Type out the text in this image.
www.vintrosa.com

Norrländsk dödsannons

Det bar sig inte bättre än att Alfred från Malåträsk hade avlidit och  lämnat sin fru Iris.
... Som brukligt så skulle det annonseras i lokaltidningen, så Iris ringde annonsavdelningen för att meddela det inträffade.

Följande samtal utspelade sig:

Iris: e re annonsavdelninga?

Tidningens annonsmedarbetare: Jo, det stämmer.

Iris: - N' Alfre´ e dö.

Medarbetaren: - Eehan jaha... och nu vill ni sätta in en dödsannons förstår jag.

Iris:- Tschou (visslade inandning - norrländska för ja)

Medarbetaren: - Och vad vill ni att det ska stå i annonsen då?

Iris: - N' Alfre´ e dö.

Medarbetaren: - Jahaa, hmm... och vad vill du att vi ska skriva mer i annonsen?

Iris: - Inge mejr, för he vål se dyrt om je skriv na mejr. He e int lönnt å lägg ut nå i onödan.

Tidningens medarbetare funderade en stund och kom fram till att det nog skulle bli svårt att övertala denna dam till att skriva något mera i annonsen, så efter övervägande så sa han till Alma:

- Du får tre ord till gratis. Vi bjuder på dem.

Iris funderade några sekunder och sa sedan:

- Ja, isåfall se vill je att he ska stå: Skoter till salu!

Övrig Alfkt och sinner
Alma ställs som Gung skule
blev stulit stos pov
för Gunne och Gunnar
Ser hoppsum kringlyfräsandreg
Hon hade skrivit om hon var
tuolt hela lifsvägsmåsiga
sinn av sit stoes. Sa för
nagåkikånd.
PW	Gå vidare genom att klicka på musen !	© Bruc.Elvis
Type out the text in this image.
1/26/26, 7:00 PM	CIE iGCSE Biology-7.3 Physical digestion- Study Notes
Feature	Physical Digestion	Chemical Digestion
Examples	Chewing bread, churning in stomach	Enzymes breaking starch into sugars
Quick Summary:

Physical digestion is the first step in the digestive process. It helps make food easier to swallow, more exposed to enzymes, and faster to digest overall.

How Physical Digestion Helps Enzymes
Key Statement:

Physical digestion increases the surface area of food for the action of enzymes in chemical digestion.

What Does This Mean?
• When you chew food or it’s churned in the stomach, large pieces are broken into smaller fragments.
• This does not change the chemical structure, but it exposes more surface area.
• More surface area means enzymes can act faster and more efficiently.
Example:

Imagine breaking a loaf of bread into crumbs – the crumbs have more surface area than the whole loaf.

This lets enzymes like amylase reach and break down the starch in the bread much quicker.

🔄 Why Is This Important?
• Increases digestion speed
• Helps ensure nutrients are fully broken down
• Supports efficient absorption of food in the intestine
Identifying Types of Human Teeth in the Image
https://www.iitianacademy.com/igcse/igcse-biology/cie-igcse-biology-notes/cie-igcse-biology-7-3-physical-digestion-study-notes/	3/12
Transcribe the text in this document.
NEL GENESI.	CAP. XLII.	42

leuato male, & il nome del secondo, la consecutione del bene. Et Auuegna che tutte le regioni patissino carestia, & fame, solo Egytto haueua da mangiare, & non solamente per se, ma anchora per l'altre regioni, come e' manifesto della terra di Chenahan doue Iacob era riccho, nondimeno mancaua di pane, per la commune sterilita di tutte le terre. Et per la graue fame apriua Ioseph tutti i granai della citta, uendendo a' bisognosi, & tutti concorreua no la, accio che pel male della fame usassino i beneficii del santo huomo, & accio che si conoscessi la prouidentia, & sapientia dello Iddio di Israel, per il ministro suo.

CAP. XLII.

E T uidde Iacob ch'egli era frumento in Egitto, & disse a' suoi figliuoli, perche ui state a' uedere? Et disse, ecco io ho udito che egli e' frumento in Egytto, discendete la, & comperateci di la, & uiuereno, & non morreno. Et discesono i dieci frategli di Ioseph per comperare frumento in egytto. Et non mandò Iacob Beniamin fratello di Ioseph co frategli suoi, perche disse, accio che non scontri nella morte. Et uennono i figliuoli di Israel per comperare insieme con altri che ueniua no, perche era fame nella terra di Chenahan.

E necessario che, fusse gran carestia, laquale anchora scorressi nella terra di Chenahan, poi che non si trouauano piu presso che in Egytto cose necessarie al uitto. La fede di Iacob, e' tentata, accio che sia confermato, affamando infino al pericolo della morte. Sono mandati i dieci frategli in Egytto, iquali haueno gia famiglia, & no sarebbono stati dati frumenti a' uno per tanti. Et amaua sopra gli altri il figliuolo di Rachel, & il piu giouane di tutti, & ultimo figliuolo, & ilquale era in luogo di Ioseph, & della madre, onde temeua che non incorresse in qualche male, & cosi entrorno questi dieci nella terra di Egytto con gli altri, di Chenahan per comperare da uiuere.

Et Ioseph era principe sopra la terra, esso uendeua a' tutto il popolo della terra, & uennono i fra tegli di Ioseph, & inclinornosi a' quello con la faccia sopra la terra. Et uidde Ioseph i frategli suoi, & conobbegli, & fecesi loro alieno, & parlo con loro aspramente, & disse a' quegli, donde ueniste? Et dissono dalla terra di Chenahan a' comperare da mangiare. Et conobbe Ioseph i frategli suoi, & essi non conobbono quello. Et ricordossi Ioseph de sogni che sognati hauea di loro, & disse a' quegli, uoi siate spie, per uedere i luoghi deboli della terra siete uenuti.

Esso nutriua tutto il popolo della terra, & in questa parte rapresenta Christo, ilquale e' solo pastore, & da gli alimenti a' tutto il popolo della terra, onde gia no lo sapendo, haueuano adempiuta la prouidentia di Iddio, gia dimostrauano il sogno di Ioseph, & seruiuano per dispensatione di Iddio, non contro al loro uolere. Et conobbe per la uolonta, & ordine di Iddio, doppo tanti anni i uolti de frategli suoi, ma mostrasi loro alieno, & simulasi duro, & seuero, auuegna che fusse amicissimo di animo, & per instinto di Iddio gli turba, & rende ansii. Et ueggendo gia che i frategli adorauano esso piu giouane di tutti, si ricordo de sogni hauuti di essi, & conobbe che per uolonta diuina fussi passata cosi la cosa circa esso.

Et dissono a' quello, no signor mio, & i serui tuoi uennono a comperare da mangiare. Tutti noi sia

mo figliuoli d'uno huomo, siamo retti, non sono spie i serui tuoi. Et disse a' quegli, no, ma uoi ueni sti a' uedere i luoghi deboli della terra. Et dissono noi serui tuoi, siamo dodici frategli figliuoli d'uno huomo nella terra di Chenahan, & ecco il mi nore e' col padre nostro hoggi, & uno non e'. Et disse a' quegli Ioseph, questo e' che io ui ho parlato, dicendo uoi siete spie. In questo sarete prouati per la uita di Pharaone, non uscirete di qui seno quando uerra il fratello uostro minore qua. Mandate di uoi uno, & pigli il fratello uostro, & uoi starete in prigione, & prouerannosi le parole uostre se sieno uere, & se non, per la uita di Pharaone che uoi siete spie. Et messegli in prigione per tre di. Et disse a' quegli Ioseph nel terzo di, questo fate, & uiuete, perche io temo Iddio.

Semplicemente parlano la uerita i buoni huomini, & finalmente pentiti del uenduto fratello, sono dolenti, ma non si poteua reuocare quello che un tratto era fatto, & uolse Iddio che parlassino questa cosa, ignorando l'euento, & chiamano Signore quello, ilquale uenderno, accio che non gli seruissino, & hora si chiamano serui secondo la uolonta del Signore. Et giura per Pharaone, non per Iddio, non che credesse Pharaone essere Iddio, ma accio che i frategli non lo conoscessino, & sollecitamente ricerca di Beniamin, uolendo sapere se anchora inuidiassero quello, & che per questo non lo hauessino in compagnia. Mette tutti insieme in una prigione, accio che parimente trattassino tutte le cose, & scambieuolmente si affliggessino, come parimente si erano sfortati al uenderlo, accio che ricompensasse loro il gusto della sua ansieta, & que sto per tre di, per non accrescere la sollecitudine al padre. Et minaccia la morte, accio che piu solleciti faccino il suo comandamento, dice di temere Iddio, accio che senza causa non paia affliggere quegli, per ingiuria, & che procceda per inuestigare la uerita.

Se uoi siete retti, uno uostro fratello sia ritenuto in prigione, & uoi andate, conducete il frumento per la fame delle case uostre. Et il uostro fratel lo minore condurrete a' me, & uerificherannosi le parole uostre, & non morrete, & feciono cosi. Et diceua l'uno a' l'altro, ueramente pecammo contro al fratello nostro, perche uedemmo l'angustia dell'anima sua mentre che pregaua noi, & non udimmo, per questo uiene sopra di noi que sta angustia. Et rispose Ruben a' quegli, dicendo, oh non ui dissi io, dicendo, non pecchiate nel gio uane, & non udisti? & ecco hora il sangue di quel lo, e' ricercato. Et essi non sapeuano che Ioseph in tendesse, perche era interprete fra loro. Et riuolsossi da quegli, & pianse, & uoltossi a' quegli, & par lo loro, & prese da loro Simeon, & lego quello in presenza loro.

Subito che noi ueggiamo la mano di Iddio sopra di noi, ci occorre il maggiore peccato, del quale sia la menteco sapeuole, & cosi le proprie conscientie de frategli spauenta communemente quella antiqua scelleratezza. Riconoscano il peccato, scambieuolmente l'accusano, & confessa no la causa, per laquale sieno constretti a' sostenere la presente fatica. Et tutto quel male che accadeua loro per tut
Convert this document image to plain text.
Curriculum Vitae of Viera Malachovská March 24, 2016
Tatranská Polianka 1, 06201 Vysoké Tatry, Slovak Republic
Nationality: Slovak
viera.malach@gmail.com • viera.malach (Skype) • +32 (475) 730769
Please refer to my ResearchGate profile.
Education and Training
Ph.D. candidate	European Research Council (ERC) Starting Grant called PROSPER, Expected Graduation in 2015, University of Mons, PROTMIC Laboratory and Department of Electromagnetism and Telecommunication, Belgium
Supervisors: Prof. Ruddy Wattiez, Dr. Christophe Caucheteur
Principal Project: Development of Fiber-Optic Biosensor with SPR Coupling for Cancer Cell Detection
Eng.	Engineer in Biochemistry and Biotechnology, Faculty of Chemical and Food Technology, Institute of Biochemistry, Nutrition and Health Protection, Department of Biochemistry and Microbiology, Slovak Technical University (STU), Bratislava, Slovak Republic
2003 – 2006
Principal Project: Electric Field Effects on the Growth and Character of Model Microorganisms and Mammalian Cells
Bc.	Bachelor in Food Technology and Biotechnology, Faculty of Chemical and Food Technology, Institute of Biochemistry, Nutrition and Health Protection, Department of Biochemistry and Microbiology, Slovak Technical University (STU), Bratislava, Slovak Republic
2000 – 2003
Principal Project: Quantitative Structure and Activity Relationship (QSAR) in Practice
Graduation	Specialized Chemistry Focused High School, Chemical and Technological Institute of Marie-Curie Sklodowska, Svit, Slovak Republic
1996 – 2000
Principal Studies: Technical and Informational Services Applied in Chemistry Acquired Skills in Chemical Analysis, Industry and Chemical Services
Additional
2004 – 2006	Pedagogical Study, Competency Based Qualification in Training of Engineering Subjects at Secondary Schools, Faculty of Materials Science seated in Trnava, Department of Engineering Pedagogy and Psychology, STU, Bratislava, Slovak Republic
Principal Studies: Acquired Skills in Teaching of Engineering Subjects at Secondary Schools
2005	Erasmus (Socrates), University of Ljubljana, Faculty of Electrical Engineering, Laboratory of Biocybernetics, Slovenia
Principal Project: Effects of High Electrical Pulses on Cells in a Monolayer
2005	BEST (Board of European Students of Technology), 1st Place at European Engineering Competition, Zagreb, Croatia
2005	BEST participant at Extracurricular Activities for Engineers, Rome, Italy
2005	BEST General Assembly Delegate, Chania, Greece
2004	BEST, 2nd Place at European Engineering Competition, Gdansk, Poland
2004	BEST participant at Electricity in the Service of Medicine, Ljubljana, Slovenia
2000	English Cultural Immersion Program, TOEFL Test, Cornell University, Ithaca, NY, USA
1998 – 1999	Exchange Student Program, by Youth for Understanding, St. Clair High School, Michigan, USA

GOAL OF THE EXERCISE » Using the entries, return every line where the word "Medarbetaren" can be found.

WRITTEN RESPONSE »
Medarbetaren: - Eehan jaha... och nu vill ni sätta in en dödsannons förstår jag.
Medarbetaren: - Och vad vill ni att det ska stå i annonsen då?
Medarbetaren: - Jahaa, hmm... och vad vill du att vi ska skriva mer i annonsen?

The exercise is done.